** Start of PROVIDED RECORDS **

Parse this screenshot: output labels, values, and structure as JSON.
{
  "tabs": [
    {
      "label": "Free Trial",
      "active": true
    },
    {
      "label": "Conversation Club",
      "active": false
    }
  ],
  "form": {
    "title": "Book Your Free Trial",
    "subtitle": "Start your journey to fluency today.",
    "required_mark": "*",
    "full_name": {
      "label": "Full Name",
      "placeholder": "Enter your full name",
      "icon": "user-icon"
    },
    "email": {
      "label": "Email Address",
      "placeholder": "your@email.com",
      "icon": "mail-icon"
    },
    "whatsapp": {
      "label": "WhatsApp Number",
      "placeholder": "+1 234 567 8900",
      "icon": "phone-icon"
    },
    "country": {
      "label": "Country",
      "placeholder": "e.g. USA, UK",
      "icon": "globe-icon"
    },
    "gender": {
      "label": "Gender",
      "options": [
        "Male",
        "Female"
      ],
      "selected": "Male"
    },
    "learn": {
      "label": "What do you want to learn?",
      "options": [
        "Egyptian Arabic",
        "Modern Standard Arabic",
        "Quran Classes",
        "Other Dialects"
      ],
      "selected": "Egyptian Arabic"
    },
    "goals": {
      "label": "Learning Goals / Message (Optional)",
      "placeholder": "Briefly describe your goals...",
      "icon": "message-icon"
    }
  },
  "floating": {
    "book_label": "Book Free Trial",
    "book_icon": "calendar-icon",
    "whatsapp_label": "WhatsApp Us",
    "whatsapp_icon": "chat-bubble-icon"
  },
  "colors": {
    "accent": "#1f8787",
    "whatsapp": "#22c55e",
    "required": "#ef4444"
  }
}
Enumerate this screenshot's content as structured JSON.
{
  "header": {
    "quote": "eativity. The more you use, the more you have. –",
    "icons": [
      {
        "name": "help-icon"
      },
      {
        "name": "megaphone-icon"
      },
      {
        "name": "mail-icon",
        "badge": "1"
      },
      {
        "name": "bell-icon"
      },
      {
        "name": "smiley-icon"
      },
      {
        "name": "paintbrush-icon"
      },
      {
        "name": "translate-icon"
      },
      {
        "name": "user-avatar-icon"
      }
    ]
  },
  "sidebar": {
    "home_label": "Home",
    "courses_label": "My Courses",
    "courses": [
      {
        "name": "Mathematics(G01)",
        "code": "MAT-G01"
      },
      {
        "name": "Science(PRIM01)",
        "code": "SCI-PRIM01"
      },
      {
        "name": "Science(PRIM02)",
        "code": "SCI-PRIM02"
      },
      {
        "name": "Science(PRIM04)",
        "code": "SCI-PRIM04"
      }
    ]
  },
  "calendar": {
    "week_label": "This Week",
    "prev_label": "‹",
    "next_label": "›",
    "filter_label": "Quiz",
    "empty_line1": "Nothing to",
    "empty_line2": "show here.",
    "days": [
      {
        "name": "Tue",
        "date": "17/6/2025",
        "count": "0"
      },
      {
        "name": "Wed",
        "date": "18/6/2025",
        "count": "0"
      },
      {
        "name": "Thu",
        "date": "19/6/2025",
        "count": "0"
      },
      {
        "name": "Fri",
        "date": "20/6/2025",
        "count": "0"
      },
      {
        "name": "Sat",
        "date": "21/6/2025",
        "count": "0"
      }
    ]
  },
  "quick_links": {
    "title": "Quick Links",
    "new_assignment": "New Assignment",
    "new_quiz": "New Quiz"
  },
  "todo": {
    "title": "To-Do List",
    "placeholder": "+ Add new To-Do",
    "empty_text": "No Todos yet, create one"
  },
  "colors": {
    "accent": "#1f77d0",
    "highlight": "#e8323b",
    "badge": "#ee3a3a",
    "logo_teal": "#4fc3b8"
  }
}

** End of PROVIDED RECORDS **

§ **PROBLEM TO WORK ON**:
Copy each record from above exactly, and include every line.

§ **TASK OUTPUT**:
Parse this screenshot: output labels, values, and structure as JSON.
{
  "tabs": [
    {
      "label": "Free Trial",
      "active": true
    },
    {
      "label": "Conversation Club",
      "active": false
    }
  ],
  "form": {
    "title": "Book Your Free Trial",
    "subtitle": "Start your journey to fluency today.",
    "required_mark": "*",
    "full_name": {
      "label": "Full Name",
      "placeholder": "Enter your full name",
      "icon": "user-icon"
    },
    "email": {
      "label": "Email Address",
      "placeholder": "your@email.com",
      "icon": "mail-icon"
    },
    "whatsapp": {
      "label": "WhatsApp Number",
      "placeholder": "+1 234 567 8900",
      "icon": "phone-icon"
    },
    "country": {
      "label": "Country",
      "placeholder": "e.g. USA, UK",
      "icon": "globe-icon"
    },
    "gender": {
      "label": "Gender",
      "options": [
        "Male",
        "Female"
      ],
      "selected": "Male"
    },
    "learn": {
      "label": "What do you want to learn?",
      "options": [
        "Egyptian Arabic",
        "Modern Standard Arabic",
        "Quran Classes",
        "Other Dialects"
      ],
      "selected": "Egyptian Arabic"
    },
    "goals": {
      "label": "Learning Goals / Message (Optional)",
      "placeholder": "Briefly describe your goals...",
      "icon": "message-icon"
    }
  },
  "floating": {
    "book_label": "Book Free Trial",
    "book_icon": "calendar-icon",
    "whatsapp_label": "WhatsApp Us",
    "whatsapp_icon": "chat-bubble-icon"
  },
  "colors": {
    "accent": "#1f8787",
    "whatsapp": "#22c55e",
    "required": "#ef4444"
  }
}
Enumerate this screenshot's content as structured JSON.
{
  "header": {
    "quote": "eativity. The more you use, the more you have. –",
    "icons": [
      {
        "name": "help-icon"
      },
      {
        "name": "megaphone-icon"
      },
      {
        "name": "mail-icon",
        "badge": "1"
      },
      {
        "name": "bell-icon"
      },
      {
        "name": "smiley-icon"
      },
      {
        "name": "paintbrush-icon"
      },
      {
        "name": "translate-icon"
      },
      {
        "name": "user-avatar-icon"
      }
    ]
  },
  "sidebar": {
    "home_label": "Home",
    "courses_label": "My Courses",
    "courses": [
      {
        "name": "Mathematics(G01)",
        "code": "MAT-G01"
      },
      {
        "name": "Science(PRIM01)",
        "code": "SCI-PRIM01"
      },
      {
        "name": "Science(PRIM02)",
        "code": "SCI-PRIM02"
      },
      {
        "name": "Science(PRIM04)",
        "code": "SCI-PRIM04"
      }
    ]
  },
  "calendar": {
    "week_label": "This Week",
    "prev_label": "‹",
    "next_label": "›",
    "filter_label": "Quiz",
    "empty_line1": "Nothing to",
    "empty_line2": "show here.",
    "days": [
      {
        "name": "Tue",
        "date": "17/6/2025",
        "count": "0"
      },
      {
        "name": "Wed",
        "date": "18/6/2025",
        "count": "0"
      },
      {
        "name": "Thu",
        "date": "19/6/2025",
        "count": "0"
      },
      {
        "name": "Fri",
        "date": "20/6/2025",
        "count": "0"
      },
      {
        "name": "Sat",
        "date": "21/6/2025",
        "count": "0"
      }
    ]
  },
  "quick_links": {
    "title": "Quick Links",
    "new_assignment": "New Assignment",
    "new_quiz": "New Quiz"
  },
  "todo": {
    "title": "To-Do List",
    "placeholder": "+ Add new To-Do",
    "empty_text": "No Todos yet, create one"
  },
  "colors": {
    "accent": "#1f77d0",
    "highlight": "#e8323b",
    "badge": "#ee3a3a",
    "logo_teal": "#4fc3b8"
  }
}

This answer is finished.